- _Data for the task_:
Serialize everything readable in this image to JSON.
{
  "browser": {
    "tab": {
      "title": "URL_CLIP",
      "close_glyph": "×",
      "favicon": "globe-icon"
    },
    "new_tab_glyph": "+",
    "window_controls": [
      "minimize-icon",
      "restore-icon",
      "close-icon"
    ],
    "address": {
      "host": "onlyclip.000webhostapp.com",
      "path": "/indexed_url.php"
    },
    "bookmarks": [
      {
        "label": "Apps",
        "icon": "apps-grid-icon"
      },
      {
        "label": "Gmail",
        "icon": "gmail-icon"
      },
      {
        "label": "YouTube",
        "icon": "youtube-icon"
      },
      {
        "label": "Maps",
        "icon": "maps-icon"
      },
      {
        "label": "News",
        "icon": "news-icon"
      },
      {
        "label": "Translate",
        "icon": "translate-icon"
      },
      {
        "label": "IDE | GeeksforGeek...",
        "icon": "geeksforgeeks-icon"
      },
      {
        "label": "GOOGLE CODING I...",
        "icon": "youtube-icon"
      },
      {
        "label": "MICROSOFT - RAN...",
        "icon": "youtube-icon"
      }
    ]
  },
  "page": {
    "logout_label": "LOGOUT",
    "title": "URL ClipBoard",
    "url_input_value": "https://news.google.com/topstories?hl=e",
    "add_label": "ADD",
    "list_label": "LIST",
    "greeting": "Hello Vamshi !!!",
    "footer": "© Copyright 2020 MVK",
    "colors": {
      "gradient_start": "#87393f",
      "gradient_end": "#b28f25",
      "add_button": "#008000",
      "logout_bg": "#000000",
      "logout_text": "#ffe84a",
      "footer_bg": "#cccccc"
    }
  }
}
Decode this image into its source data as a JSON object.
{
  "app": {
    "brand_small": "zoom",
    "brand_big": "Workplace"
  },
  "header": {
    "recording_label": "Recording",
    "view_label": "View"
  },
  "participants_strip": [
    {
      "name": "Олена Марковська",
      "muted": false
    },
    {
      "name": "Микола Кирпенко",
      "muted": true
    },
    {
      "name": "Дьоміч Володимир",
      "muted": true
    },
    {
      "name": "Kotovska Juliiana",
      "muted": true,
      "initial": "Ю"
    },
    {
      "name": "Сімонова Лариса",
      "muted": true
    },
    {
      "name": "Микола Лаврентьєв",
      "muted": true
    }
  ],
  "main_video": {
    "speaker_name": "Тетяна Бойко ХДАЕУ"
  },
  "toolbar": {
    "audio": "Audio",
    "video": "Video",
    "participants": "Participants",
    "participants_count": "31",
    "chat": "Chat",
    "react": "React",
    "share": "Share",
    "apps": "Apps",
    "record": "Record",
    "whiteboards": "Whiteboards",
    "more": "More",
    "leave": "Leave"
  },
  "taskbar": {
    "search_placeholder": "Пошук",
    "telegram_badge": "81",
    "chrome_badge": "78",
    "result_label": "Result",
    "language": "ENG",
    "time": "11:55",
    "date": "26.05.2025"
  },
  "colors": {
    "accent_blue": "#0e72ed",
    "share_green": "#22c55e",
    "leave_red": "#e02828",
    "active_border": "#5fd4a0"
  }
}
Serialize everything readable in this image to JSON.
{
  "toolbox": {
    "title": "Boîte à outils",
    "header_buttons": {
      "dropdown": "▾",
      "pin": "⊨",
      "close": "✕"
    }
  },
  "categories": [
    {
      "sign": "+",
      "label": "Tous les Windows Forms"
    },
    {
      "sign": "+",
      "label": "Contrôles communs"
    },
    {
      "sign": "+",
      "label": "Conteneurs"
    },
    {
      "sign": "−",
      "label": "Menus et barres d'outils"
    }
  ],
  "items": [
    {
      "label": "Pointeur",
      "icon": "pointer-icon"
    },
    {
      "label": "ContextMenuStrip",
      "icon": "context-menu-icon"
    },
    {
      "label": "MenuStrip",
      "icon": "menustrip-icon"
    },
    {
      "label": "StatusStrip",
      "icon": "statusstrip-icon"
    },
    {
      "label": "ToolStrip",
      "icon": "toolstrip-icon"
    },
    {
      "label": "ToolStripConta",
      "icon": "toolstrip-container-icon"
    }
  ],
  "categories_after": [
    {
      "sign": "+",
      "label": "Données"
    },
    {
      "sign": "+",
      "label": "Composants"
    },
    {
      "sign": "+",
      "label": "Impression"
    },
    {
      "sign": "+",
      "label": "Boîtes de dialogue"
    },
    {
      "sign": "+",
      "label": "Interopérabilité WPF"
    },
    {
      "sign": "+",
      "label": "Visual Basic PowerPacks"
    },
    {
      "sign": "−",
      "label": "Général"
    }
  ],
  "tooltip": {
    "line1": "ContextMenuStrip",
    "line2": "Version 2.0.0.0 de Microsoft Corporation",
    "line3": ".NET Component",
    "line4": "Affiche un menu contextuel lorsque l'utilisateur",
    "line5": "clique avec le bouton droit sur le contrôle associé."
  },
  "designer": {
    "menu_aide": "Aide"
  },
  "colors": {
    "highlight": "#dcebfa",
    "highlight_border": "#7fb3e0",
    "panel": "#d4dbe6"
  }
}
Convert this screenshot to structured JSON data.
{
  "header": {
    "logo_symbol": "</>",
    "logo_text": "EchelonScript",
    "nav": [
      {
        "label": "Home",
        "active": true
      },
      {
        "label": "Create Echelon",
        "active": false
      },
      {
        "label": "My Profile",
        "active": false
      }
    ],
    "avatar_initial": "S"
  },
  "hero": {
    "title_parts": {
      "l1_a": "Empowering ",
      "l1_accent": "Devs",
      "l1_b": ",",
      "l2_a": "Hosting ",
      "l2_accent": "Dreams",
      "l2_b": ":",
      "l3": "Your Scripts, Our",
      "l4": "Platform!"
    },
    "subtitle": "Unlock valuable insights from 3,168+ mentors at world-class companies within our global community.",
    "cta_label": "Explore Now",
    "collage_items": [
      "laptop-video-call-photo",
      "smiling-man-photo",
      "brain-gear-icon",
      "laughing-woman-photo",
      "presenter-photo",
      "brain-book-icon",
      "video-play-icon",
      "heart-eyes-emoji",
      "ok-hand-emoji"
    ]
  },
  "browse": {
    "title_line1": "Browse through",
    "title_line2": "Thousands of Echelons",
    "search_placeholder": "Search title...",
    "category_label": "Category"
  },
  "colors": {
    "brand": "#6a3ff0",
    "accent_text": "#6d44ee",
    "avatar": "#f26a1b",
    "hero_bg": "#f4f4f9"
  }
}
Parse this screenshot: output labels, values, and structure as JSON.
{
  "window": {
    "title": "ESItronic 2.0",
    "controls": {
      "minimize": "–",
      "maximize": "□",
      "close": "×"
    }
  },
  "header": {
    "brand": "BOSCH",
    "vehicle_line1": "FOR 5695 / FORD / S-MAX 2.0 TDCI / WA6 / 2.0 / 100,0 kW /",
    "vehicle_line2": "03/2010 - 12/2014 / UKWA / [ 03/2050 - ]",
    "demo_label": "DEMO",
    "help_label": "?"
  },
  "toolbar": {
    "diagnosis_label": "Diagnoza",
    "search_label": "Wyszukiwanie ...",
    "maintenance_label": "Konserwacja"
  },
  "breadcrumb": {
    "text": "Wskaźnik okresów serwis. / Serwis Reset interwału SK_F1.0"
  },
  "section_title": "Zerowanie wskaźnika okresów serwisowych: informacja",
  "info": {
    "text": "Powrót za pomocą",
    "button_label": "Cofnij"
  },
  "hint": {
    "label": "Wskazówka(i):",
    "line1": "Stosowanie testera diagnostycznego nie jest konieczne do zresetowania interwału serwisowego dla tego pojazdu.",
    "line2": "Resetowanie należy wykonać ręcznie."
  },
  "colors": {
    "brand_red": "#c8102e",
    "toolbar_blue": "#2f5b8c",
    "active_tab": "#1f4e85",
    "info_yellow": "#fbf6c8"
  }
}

- _What this task involves_: Reproduce the full listing above, character for character.

- _Result of the task_:
Serialize everything readable in this image to JSON.
{
  "browser": {
    "tab": {
      "title": "URL_CLIP",
      "close_glyph": "×",
      "favicon": "globe-icon"
    },
    "new_tab_glyph": "+",
    "window_controls": [
      "minimize-icon",
      "restore-icon",
      "close-icon"
    ],
    "address": {
      "host": "onlyclip.000webhostapp.com",
      "path": "/indexed_url.php"
    },
    "bookmarks": [
      {
        "label": "Apps",
        "icon": "apps-grid-icon"
      },
      {
        "label": "Gmail",
        "icon": "gmail-icon"
      },
      {
        "label": "YouTube",
        "icon": "youtube-icon"
      },
      {
        "label": "Maps",
        "icon": "maps-icon"
      },
      {
        "label": "News",
        "icon": "news-icon"
      },
      {
        "label": "Translate",
        "icon": "translate-icon"
      },
      {
        "label": "IDE | GeeksforGeek...",
        "icon": "geeksforgeeks-icon"
      },
      {
        "label": "GOOGLE CODING I...",
        "icon": "youtube-icon"
      },
      {
        "label": "MICROSOFT - RAN...",
        "icon": "youtube-icon"
      }
    ]
  },
  "page": {
    "logout_label": "LOGOUT",
    "title": "URL ClipBoard",
    "url_input_value": "https://news.google.com/topstories?hl=e",
    "add_label": "ADD",
    "list_label": "LIST",
    "greeting": "Hello Vamshi !!!",
    "footer": "© Copyright 2020 MVK",
    "colors": {
      "gradient_start": "#87393f",
      "gradient_end": "#b28f25",
      "add_button": "#008000",
      "logout_bg": "#000000",
      "logout_text": "#ffe84a",
      "footer_bg": "#cccccc"
    }
  }
}
Decode this image into its source data as a JSON object.
{
  "app": {
    "brand_small": "zoom",
    "brand_big": "Workplace"
  },
  "header": {
    "recording_label": "Recording",
    "view_label": "View"
  },
  "participants_strip": [
    {
      "name": "Олена Марковська",
      "muted": false
    },
    {
      "name": "Микола Кирпенко",
      "muted": true
    },
    {
      "name": "Дьоміч Володимир",
      "muted": true
    },
    {
      "name": "Kotovska Juliiana",
      "muted": true,
      "initial": "Ю"
    },
    {
      "name": "Сімонова Лариса",
      "muted": true
    },
    {
      "name": "Микола Лаврентьєв",
      "muted": true
    }
  ],
  "main_video": {
    "speaker_name": "Тетяна Бойко ХДАЕУ"
  },
  "toolbar": {
    "audio": "Audio",
    "video": "Video",
    "participants": "Participants",
    "participants_count": "31",
    "chat": "Chat",
    "react": "React",
    "share": "Share",
    "apps": "Apps",
    "record": "Record",
    "whiteboards": "Whiteboards",
    "more": "More",
    "leave": "Leave"
  },
  "taskbar": {
    "search_placeholder": "Пошук",
    "telegram_badge": "81",
    "chrome_badge": "78",
    "result_label": "Result",
    "language": "ENG",
    "time": "11:55",
    "date": "26.05.2025"
  },
  "colors": {
    "accent_blue": "#0e72ed",
    "share_green": "#22c55e",
    "leave_red": "#e02828",
    "active_border": "#5fd4a0"
  }
}
Serialize everything readable in this image to JSON.
{
  "toolbox": {
    "title": "Boîte à outils",
    "header_buttons": {
      "dropdown": "▾",
      "pin": "⊨",
      "close": "✕"
    }
  },
  "categories": [
    {
      "sign": "+",
      "label": "Tous les Windows Forms"
    },
    {
      "sign": "+",
      "label": "Contrôles communs"
    },
    {
      "sign": "+",
      "label": "Conteneurs"
    },
    {
      "sign": "−",
      "label": "Menus et barres d'outils"
    }
  ],
  "items": [
    {
      "label": "Pointeur",
      "icon": "pointer-icon"
    },
    {
      "label": "ContextMenuStrip",
      "icon": "context-menu-icon"
    },
    {
      "label": "MenuStrip",
      "icon": "menustrip-icon"
    },
    {
      "label": "StatusStrip",
      "icon": "statusstrip-icon"
    },
    {
      "label": "ToolStrip",
      "icon": "toolstrip-icon"
    },
    {
      "label": "ToolStripConta",
      "icon": "toolstrip-container-icon"
    }
  ],
  "categories_after": [
    {
      "sign": "+",
      "label": "Données"
    },
    {
      "sign": "+",
      "label": "Composants"
    },
    {
      "sign": "+",
      "label": "Impression"
    },
    {
      "sign": "+",
      "label": "Boîtes de dialogue"
    },
    {
      "sign": "+",
      "label": "Interopérabilité WPF"
    },
    {
      "sign": "+",
      "label": "Visual Basic PowerPacks"
    },
    {
      "sign": "−",
      "label": "Général"
    }
  ],
  "tooltip": {
    "line1": "ContextMenuStrip",
    "line2": "Version 2.0.0.0 de Microsoft Corporation",
    "line3": ".NET Component",
    "line4": "Affiche un menu contextuel lorsque l'utilisateur",
    "line5": "clique avec le bouton droit sur le contrôle associé."
  },
  "designer": {
    "menu_aide": "Aide"
  },
  "colors": {
    "highlight": "#dcebfa",
    "highlight_border": "#7fb3e0",
    "panel": "#d4dbe6"
  }
}
Convert this screenshot to structured JSON data.
{
  "header": {
    "logo_symbol": "</>",
    "logo_text": "EchelonScript",
    "nav": [
      {
        "label": "Home",
        "active": true
      },
      {
        "label": "Create Echelon",
        "active": false
      },
      {
        "label": "My Profile",
        "active": false
      }
    ],
    "avatar_initial": "S"
  },
  "hero": {
    "title_parts": {
      "l1_a": "Empowering ",
      "l1_accent": "Devs",
      "l1_b": ",",
      "l2_a": "Hosting ",
      "l2_accent": "Dreams",
      "l2_b": ":",
      "l3": "Your Scripts, Our",
      "l4": "Platform!"
    },
    "subtitle": "Unlock valuable insights from 3,168+ mentors at world-class companies within our global community.",
    "cta_label": "Explore Now",
    "collage_items": [
      "laptop-video-call-photo",
      "smiling-man-photo",
      "brain-gear-icon",
      "laughing-woman-photo",
      "presenter-photo",
      "brain-book-icon",
      "video-play-icon",
      "heart-eyes-emoji",
      "ok-hand-emoji"
    ]
  },
  "browse": {
    "title_line1": "Browse through",
    "title_line2": "Thousands of Echelons",
    "search_placeholder": "Search title...",
    "category_label": "Category"
  },
  "colors": {
    "brand": "#6a3ff0",
    "accent_text": "#6d44ee",
    "avatar": "#f26a1b",
    "hero_bg": "#f4f4f9"
  }
}
Parse this screenshot: output labels, values, and structure as JSON.
{
  "window": {
    "title": "ESItronic 2.0",
    "controls": {
      "minimize": "–",
      "maximize": "□",
      "close": "×"
    }
  },
  "header": {
    "brand": "BOSCH",
    "vehicle_line1": "FOR 5695 / FORD / S-MAX 2.0 TDCI / WA6 / 2.0 / 100,0 kW /",
    "vehicle_line2": "03/2010 - 12/2014 / UKWA / [ 03/2050 - ]",
    "demo_label": "DEMO",
    "help_label": "?"
  },
  "toolbar": {
    "diagnosis_label": "Diagnoza",
    "search_label": "Wyszukiwanie ...",
    "maintenance_label": "Konserwacja"
  },
  "breadcrumb": {
    "text": "Wskaźnik okresów serwis. / Serwis Reset interwału SK_F1.0"
  },
  "section_title": "Zerowanie wskaźnika okresów serwisowych: informacja",
  "info": {
    "text": "Powrót za pomocą",
    "button_label": "Cofnij"
  },
  "hint": {
    "label": "Wskazówka(i):",
    "line1": "Stosowanie testera diagnostycznego nie jest konieczne do zresetowania interwału serwisowego dla tego pojazdu.",
    "line2": "Resetowanie należy wykonać ręcznie."
  },
  "colors": {
    "brand_red": "#c8102e",
    "toolbar_blue": "#2f5b8c",
    "active_tab": "#1f4e85",
    "info_yellow": "#fbf6c8"
  }
}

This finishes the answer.